__INSTRUCTIONS TO FOLLOW__.
Go through the entries below and pick out every line with "Force".

* BEGIN RECORDS SHOWN *

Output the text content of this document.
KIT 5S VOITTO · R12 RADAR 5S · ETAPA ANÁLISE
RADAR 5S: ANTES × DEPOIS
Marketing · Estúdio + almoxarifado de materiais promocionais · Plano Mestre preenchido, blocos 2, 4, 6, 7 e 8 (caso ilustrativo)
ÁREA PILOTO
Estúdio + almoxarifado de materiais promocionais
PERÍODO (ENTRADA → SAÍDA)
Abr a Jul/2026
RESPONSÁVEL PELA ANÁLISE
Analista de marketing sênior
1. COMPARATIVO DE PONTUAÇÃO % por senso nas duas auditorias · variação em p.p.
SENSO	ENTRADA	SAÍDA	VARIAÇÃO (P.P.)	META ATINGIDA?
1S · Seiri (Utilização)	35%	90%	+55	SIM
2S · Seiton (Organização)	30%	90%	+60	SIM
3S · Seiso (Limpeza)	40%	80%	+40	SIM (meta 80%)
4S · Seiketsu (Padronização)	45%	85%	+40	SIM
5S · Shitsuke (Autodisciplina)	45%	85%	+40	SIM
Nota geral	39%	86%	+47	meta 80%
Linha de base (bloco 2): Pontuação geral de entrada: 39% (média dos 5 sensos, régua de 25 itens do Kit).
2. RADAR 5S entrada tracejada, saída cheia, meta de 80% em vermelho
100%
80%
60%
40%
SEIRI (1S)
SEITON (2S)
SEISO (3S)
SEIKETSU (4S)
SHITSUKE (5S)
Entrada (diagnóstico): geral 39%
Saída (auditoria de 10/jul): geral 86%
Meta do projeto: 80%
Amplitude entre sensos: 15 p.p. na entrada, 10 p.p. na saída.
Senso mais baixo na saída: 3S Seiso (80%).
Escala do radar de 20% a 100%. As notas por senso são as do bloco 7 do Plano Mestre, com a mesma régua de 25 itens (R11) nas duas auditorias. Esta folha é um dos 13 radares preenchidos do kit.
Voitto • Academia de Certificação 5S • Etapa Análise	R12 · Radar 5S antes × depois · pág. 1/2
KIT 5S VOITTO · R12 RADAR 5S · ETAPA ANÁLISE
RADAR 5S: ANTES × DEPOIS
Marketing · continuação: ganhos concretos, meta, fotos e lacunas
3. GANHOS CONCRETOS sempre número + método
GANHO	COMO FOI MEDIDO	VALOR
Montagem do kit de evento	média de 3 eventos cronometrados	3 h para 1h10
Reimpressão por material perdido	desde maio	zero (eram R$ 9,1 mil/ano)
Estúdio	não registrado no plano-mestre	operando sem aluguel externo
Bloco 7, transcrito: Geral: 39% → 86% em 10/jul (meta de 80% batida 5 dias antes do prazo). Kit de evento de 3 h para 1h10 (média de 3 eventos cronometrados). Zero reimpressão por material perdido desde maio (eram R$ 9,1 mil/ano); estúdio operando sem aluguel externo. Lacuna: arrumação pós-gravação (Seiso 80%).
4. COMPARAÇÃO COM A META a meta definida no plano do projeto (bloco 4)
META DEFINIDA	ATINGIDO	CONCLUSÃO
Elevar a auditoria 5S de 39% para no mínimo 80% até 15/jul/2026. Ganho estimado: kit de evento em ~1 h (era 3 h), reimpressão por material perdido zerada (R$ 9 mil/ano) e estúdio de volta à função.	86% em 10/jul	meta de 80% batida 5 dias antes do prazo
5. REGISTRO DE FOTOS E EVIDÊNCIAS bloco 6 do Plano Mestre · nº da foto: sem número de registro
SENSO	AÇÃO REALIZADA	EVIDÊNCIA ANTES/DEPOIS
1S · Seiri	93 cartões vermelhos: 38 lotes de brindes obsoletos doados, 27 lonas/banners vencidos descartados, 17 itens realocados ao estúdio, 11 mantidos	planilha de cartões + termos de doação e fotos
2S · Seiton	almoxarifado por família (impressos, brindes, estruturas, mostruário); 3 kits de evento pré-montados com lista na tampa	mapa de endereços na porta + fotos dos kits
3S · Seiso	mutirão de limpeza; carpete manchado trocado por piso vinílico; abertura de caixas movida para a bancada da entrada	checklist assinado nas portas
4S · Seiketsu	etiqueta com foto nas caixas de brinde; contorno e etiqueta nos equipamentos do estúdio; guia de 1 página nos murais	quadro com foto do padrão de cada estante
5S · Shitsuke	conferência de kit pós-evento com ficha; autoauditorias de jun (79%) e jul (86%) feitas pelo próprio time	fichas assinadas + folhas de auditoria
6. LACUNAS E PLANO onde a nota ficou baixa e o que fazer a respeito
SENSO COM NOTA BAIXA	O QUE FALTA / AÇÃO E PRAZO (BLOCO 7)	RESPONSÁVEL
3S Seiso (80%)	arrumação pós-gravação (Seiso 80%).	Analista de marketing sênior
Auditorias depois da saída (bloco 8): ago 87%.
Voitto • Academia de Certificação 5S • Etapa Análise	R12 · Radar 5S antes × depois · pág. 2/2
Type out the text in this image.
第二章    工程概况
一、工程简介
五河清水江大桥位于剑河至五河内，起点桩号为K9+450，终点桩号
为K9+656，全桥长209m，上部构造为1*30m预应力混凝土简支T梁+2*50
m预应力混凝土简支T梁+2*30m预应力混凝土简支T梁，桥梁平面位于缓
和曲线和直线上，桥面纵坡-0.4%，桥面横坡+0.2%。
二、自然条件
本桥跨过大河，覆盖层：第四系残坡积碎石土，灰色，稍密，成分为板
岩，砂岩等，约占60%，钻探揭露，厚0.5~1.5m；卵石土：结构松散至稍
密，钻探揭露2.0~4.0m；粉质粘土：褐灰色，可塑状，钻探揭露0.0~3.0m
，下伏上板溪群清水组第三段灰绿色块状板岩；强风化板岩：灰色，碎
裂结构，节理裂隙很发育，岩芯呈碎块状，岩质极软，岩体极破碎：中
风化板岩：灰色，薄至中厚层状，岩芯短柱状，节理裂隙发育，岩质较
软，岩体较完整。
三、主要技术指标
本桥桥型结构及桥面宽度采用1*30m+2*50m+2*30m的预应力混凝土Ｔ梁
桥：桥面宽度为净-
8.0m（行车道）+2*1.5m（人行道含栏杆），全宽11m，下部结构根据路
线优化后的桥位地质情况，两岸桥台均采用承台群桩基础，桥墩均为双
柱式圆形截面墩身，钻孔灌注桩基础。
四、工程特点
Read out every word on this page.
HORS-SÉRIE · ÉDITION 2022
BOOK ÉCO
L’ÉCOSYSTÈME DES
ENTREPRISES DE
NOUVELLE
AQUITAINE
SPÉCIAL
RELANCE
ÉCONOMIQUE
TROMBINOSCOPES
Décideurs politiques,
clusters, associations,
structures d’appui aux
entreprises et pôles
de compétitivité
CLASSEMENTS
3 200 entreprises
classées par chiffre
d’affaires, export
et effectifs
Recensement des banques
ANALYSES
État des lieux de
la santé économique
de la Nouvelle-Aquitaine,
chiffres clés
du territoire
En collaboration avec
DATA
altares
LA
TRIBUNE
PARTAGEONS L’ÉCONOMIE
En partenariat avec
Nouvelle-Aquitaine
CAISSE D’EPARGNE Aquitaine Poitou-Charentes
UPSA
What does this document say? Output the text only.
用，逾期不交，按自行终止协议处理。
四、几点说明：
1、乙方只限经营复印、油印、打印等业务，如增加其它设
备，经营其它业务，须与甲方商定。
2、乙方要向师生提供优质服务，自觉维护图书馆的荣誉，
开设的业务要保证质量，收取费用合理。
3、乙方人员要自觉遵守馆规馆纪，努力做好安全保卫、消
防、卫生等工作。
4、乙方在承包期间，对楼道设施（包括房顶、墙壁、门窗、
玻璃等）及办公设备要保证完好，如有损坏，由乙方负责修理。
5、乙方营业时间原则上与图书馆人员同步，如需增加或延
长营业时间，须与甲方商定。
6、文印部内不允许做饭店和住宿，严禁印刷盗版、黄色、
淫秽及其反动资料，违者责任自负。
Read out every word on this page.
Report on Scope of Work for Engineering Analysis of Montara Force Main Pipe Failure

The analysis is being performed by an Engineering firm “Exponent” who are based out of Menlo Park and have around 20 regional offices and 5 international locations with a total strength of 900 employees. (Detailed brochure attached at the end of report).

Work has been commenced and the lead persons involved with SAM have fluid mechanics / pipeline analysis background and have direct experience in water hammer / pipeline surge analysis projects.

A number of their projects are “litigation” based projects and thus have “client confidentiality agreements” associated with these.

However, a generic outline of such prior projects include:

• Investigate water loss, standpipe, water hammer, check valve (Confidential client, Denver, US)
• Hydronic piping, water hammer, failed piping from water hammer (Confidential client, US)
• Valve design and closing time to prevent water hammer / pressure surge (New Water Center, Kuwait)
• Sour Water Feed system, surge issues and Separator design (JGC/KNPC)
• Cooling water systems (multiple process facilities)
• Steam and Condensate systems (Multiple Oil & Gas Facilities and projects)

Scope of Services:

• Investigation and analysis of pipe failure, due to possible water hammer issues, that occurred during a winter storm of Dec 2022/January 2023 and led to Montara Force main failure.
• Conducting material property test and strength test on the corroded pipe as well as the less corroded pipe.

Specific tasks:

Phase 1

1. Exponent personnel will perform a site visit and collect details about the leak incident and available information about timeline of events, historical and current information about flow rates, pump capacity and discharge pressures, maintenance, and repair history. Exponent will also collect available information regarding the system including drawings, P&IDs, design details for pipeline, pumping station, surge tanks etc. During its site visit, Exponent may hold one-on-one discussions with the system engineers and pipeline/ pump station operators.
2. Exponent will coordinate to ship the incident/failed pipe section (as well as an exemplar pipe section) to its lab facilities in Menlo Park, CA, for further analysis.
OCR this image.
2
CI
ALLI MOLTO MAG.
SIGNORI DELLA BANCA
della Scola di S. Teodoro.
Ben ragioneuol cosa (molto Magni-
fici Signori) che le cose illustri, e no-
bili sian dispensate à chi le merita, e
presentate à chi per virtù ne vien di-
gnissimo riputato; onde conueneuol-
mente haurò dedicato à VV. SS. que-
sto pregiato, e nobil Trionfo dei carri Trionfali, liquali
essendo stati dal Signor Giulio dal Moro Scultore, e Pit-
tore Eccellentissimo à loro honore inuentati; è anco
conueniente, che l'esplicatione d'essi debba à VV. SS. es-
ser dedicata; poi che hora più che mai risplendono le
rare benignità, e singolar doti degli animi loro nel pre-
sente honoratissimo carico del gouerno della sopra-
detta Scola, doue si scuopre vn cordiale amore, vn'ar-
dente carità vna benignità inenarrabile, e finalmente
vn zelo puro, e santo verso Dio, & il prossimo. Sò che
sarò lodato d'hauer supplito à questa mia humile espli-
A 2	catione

* END RECORDS SHOWN *

__OUTPUT OF THE TASK__.
Report on Scope of Work for Engineering Analysis of Montara Force Main Pipe Failure
• Investigation and analysis of pipe failure, due to possible water hammer issues, that occurred during a winter storm of Dec 2022/January 2023 and led to Montara Force main failure.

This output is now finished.